## Work required
All lines featuring the string "view" are to be listed.
──────── Records for this task
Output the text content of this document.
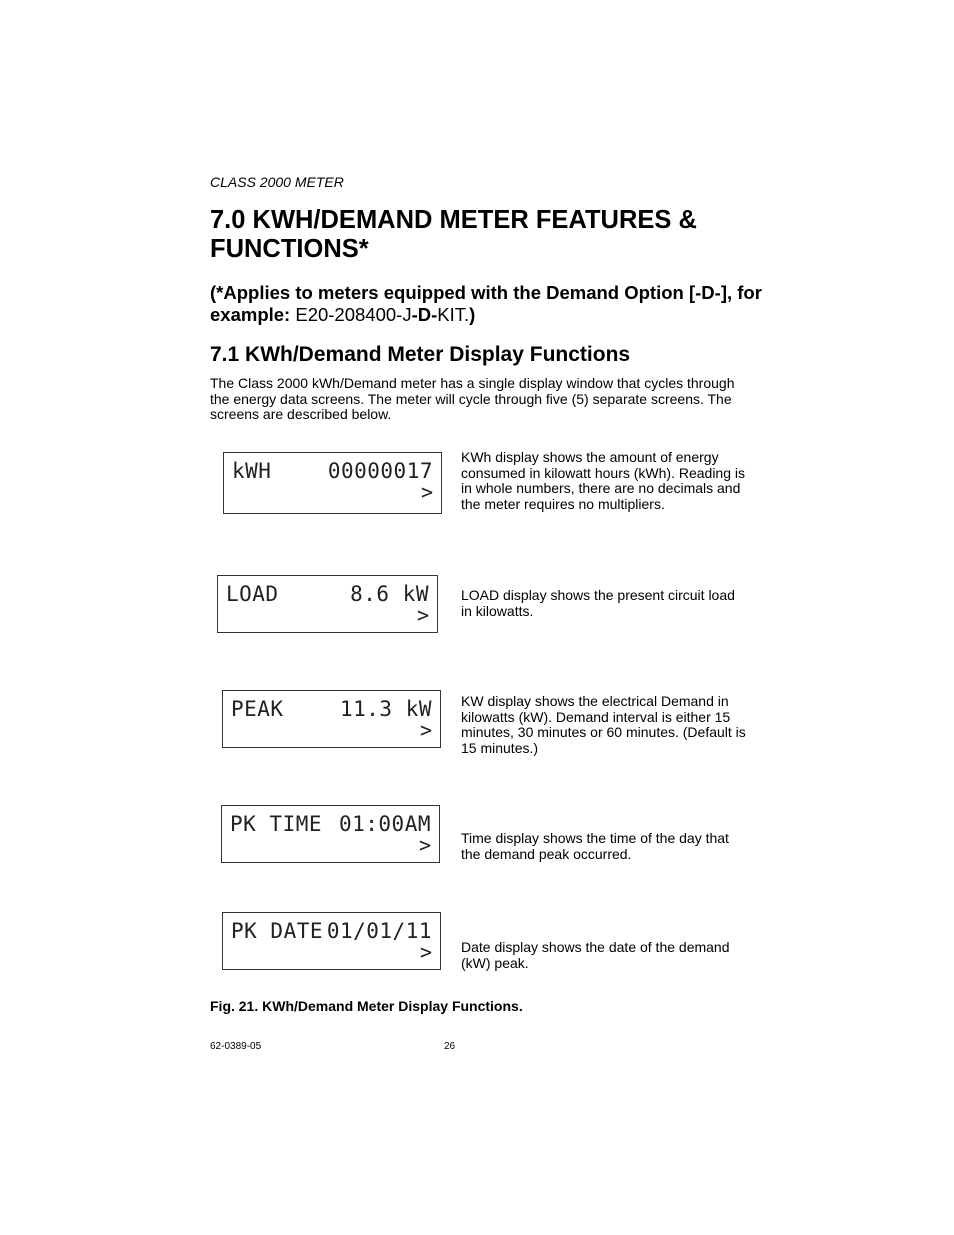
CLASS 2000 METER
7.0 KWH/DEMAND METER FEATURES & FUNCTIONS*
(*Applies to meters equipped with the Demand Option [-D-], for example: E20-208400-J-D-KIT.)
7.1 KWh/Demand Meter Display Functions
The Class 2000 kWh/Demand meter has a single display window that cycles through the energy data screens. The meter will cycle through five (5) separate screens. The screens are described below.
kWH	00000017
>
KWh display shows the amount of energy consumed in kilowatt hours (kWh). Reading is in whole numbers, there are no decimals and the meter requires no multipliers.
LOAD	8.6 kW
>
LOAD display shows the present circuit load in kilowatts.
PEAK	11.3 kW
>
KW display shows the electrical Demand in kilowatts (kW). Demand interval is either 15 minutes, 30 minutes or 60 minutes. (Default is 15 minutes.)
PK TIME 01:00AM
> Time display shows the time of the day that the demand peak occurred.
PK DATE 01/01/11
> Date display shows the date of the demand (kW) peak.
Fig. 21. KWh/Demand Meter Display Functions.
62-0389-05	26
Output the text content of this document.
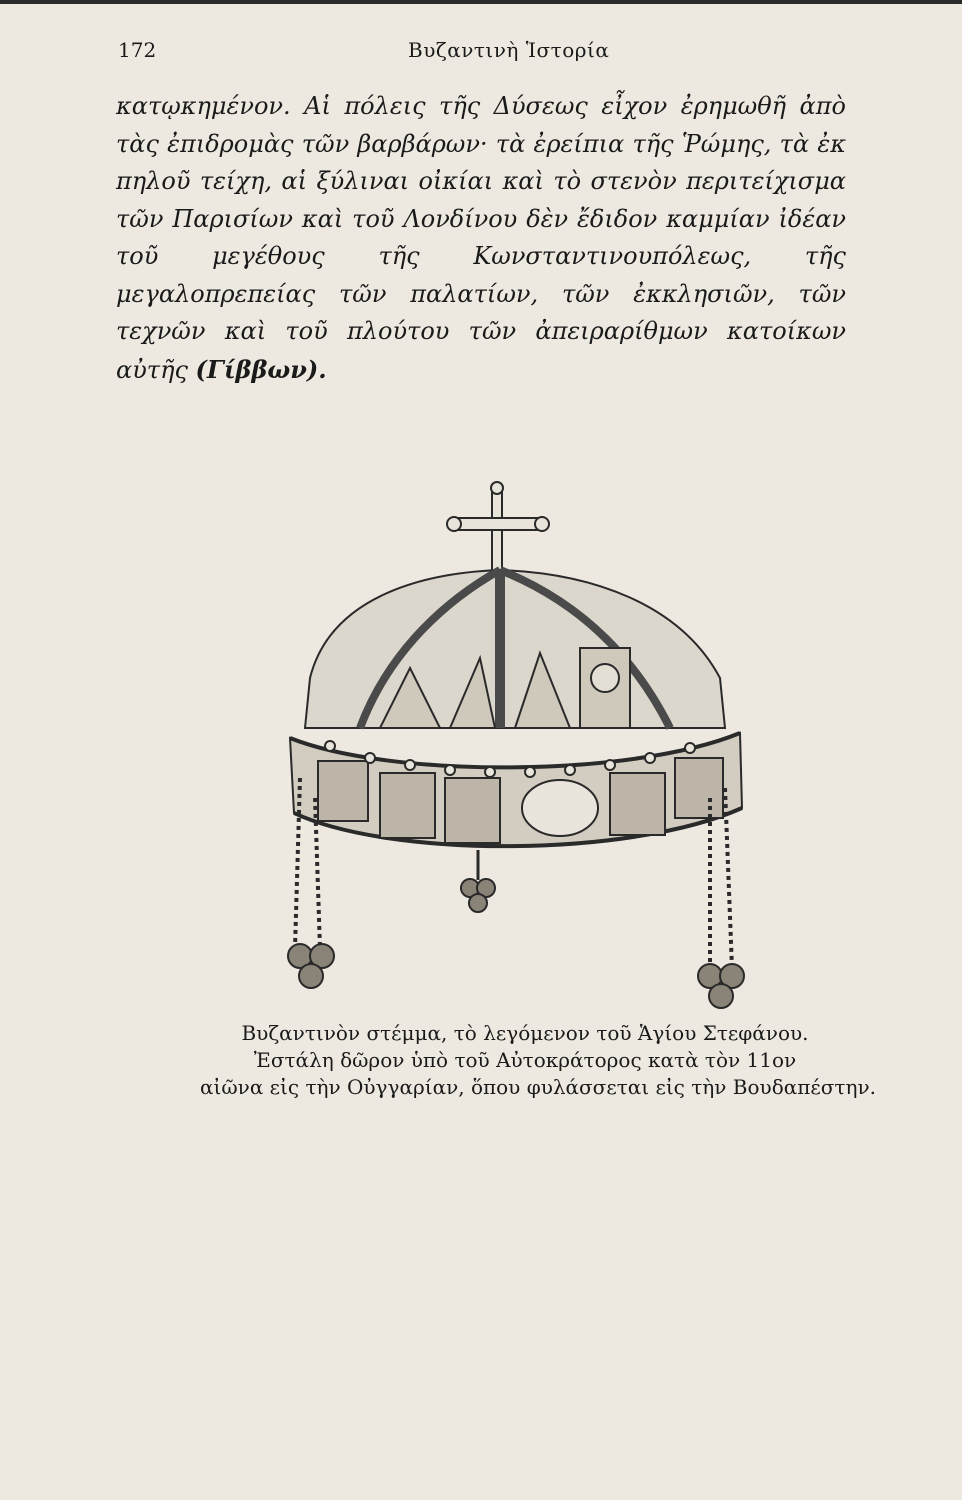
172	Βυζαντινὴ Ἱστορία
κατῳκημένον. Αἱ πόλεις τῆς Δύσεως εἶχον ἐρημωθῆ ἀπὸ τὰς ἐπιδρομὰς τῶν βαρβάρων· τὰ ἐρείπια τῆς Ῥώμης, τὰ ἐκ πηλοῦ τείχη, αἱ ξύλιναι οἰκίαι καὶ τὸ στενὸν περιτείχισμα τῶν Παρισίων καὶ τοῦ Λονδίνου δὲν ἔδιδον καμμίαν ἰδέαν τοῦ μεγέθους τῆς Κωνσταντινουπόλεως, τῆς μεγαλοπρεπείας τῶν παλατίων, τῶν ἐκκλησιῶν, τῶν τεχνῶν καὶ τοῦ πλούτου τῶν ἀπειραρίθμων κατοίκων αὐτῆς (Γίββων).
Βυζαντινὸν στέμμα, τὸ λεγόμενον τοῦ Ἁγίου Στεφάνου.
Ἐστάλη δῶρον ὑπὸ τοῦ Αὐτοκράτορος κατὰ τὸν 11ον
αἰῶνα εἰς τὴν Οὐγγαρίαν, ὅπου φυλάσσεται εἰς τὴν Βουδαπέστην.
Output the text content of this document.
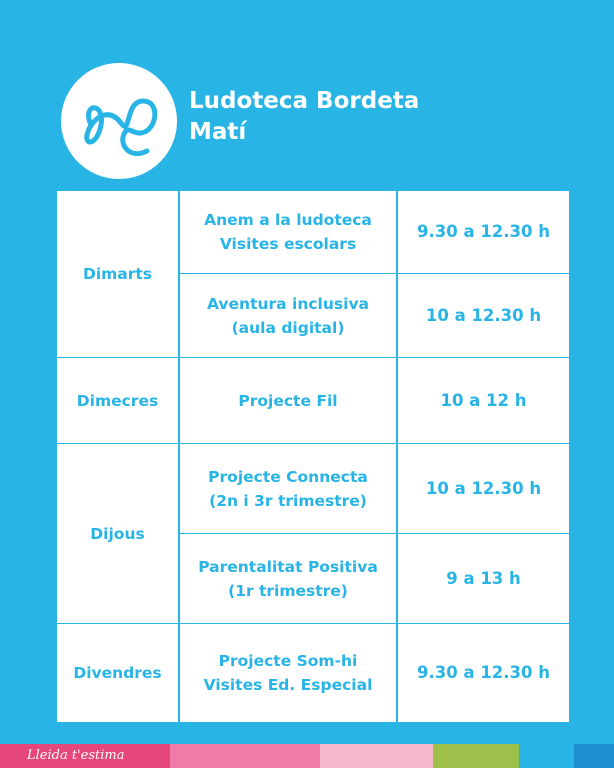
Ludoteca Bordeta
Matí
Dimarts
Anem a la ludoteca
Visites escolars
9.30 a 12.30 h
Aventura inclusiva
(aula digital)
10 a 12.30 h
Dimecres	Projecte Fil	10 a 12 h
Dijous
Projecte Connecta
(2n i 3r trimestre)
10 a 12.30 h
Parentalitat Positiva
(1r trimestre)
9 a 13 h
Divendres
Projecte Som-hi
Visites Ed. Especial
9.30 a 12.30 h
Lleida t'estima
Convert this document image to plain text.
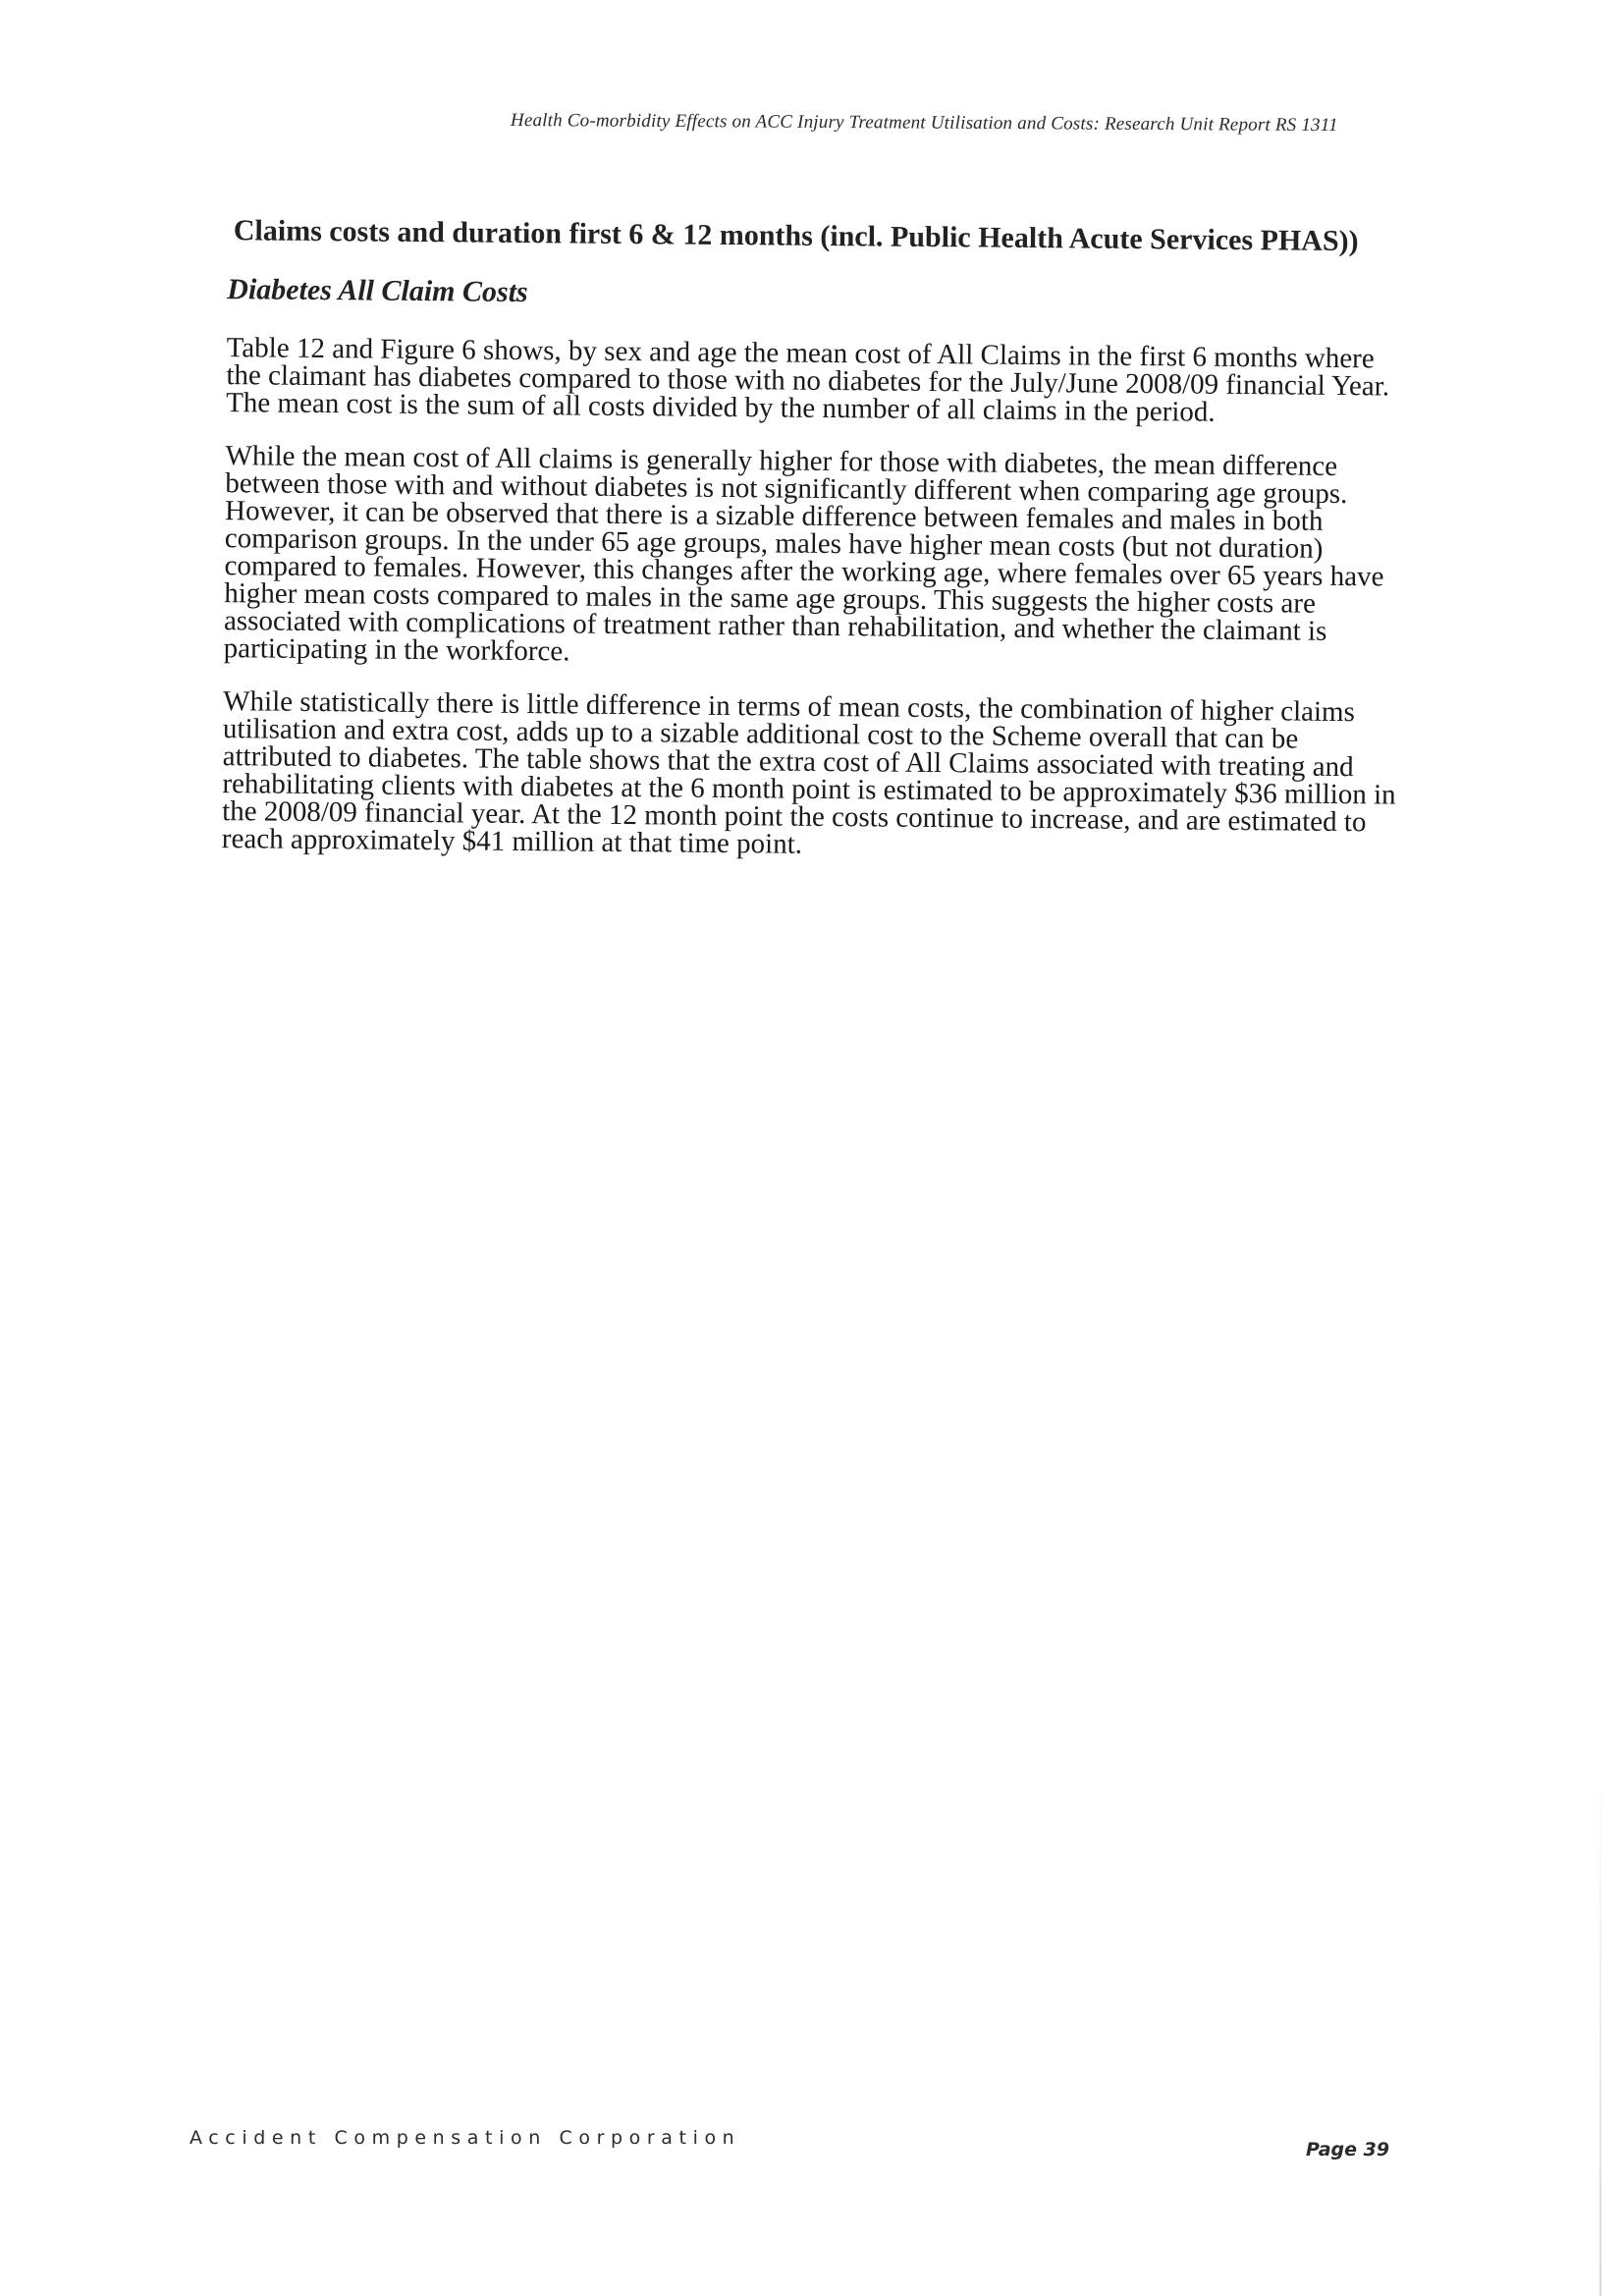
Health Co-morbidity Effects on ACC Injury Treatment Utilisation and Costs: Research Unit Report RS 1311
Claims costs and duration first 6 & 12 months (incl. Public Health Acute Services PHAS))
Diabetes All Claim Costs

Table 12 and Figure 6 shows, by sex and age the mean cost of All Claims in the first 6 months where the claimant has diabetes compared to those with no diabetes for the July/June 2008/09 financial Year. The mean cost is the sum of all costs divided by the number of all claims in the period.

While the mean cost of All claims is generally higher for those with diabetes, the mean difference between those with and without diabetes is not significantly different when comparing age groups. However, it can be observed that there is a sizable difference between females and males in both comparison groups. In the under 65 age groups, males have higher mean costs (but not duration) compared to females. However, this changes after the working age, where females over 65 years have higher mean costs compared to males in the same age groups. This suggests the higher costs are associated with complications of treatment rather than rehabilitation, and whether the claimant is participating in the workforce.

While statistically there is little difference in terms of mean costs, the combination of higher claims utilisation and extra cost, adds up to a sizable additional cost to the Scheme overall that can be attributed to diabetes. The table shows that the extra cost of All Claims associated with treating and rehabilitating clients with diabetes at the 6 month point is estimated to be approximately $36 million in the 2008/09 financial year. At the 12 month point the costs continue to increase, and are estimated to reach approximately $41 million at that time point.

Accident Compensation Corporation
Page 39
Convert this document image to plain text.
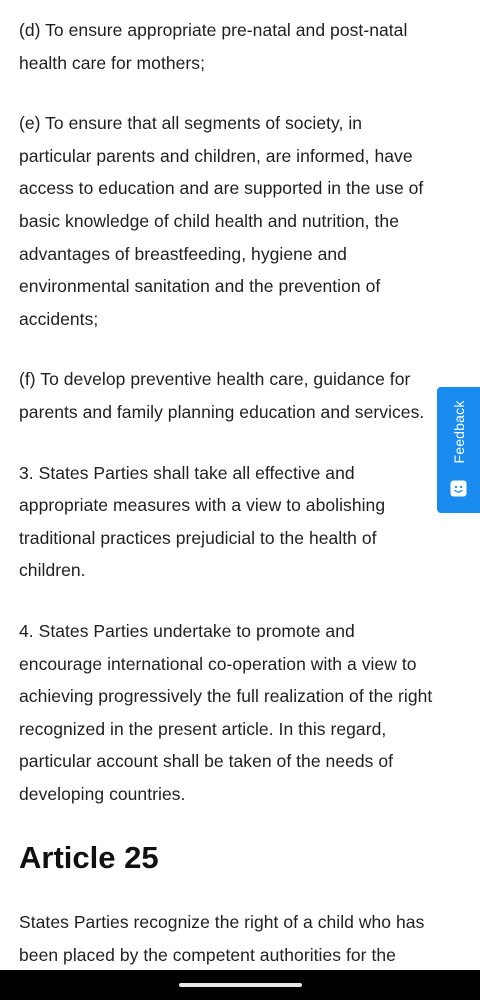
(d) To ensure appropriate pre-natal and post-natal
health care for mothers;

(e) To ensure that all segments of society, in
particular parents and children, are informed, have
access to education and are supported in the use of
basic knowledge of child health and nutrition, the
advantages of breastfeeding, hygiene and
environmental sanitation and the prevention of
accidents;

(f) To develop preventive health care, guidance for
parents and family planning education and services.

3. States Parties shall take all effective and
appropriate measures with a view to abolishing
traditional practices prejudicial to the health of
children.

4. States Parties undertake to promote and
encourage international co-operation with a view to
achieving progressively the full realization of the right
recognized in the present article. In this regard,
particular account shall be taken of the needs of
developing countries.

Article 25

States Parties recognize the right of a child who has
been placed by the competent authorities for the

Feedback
────────────────
## Completed task
appropriate measures with a view to abolishing
encourage international co-operation with a view to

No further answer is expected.